Transcribe the listing in full, excluding any pictures.

Saved entries:
━━━━━━━━━━━━━━━━
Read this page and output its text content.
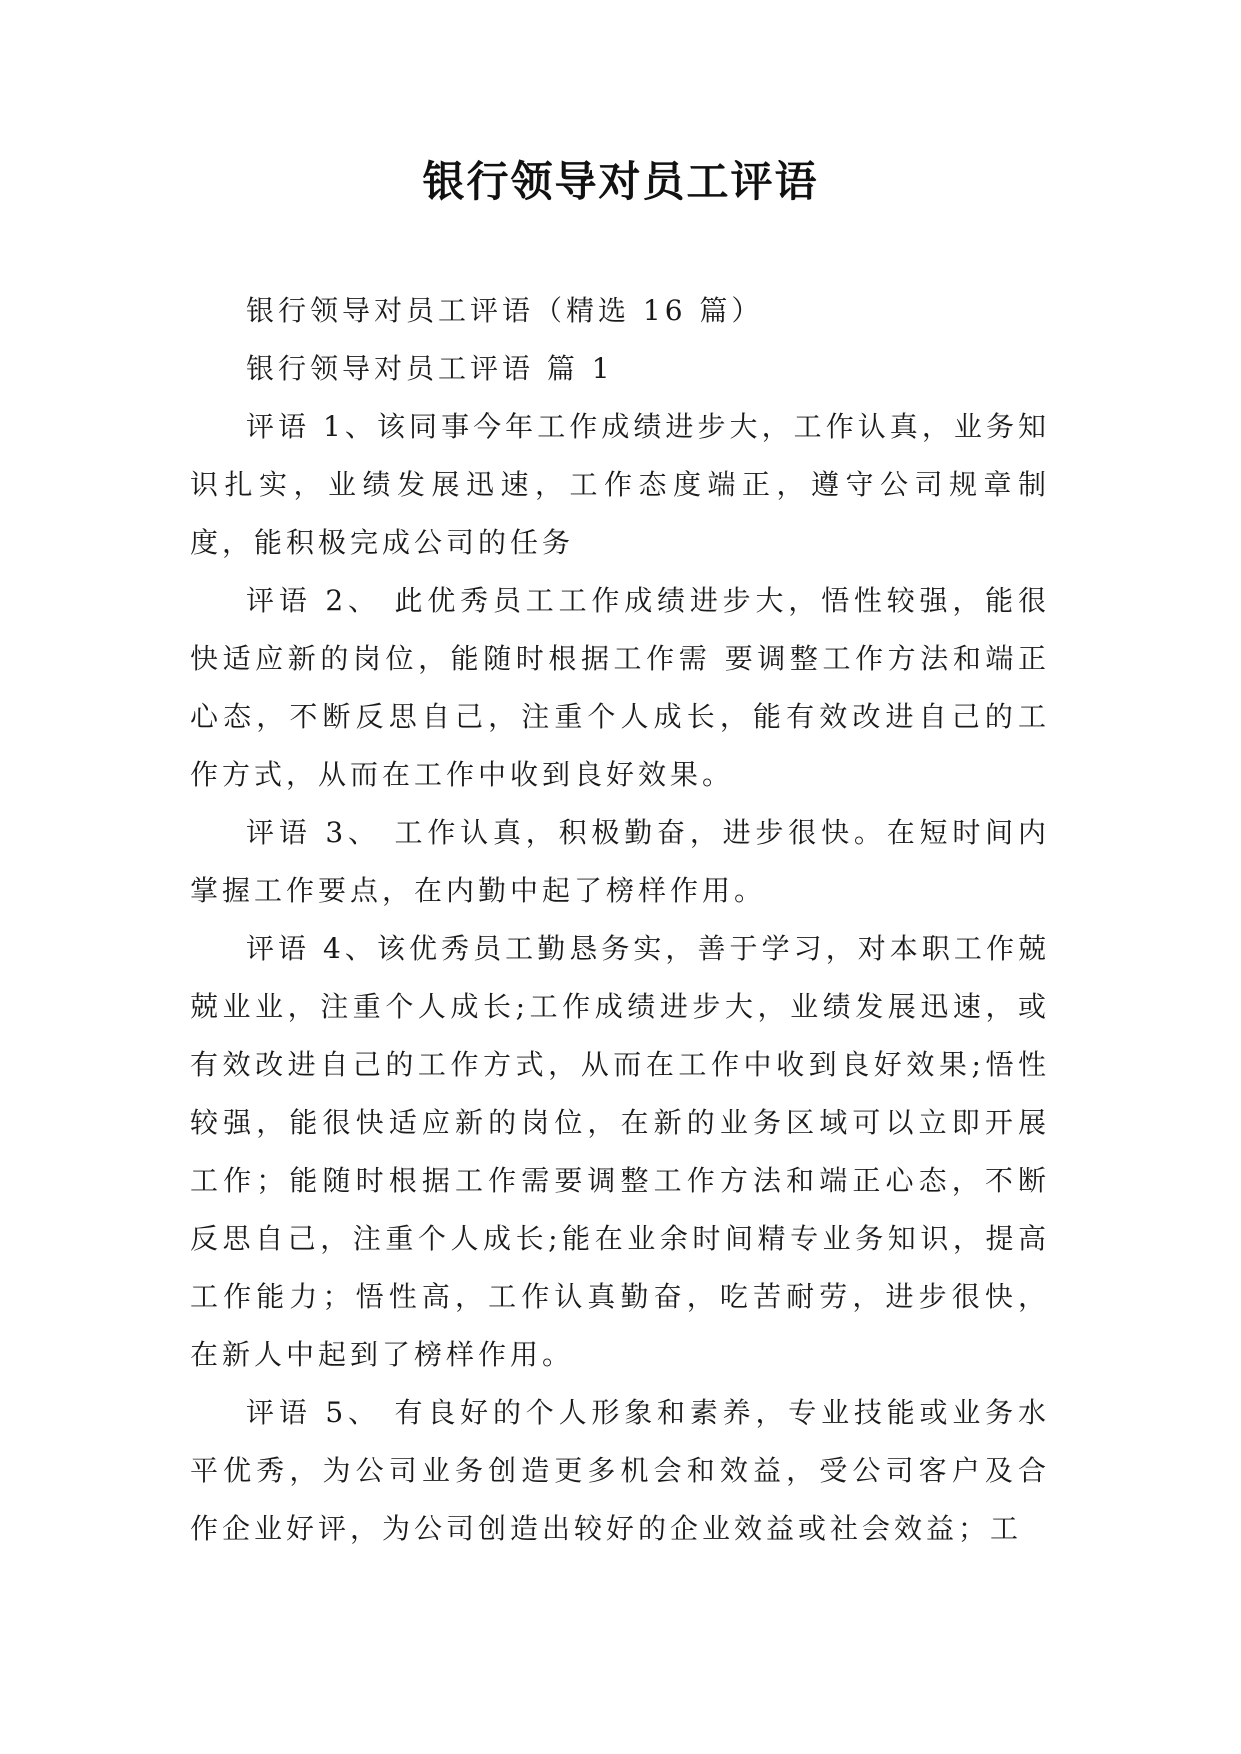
银行领导对员工评语

银行领导对员工评语（精选 16 篇）

银行领导对员工评语 篇 1

评语 1、该同事今年工作成绩进步大，工作认真，业务知识扎实，业绩发展迅速，工作态度端正，遵守公司规章制度，能积极完成公司的任务

评语 2、 此优秀员工工作成绩进步大，悟性较强，能很快适应新的岗位，能随时根据工作需 要调整工作方法和端正心态，不断反思自己，注重个人成长，能有效改进自己的工作方式，从而在工作中收到良好效果。

评语 3、 工作认真，积极勤奋，进步很快。在短时间内掌握工作要点，在内勤中起了榜样作用。

评语 4、该优秀员工勤恳务实，善于学习，对本职工作兢兢业业，注重个人成长;工作成绩进步大，业绩发展迅速，或有效改进自己的工作方式，从而在工作中收到良好效果;悟性较强，能很快适应新的岗位，在新的业务区域可以立即开展工作；能随时根据工作需要调整工作方法和端正心态，不断反思自己，注重个人成长;能在业余时间精专业务知识，提高工作能力；悟性高，工作认真勤奋，吃苦耐劳，进步很快，在新人中起到了榜样作用。

评语 5、 有良好的个人形象和素养，专业技能或业务水平优秀，为公司业务创造更多机会和效益，受公司客户及合作企业好评，为公司创造出较好的企业效益或社会效益；工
━━━━━━━━━━━━━━━━
Complete response:
Read this page and output its text content.
银行领导对员工评语

银行领导对员工评语（精选 16 篇）

银行领导对员工评语 篇 1

评语 1、该同事今年工作成绩进步大，工作认真，业务知识扎实，业绩发展迅速，工作态度端正，遵守公司规章制度，能积极完成公司的任务

评语 2、 此优秀员工工作成绩进步大，悟性较强，能很快适应新的岗位，能随时根据工作需 要调整工作方法和端正心态，不断反思自己，注重个人成长，能有效改进自己的工作方式，从而在工作中收到良好效果。

评语 3、 工作认真，积极勤奋，进步很快。在短时间内掌握工作要点，在内勤中起了榜样作用。

评语 4、该优秀员工勤恳务实，善于学习，对本职工作兢兢业业，注重个人成长;工作成绩进步大，业绩发展迅速，或有效改进自己的工作方式，从而在工作中收到良好效果;悟性较强，能很快适应新的岗位，在新的业务区域可以立即开展工作；能随时根据工作需要调整工作方法和端正心态，不断反思自己，注重个人成长;能在业余时间精专业务知识，提高工作能力；悟性高，工作认真勤奋，吃苦耐劳，进步很快，在新人中起到了榜样作用。

评语 5、 有良好的个人形象和素养，专业技能或业务水平优秀，为公司业务创造更多机会和效益，受公司客户及合作企业好评，为公司创造出较好的企业效益或社会效益；工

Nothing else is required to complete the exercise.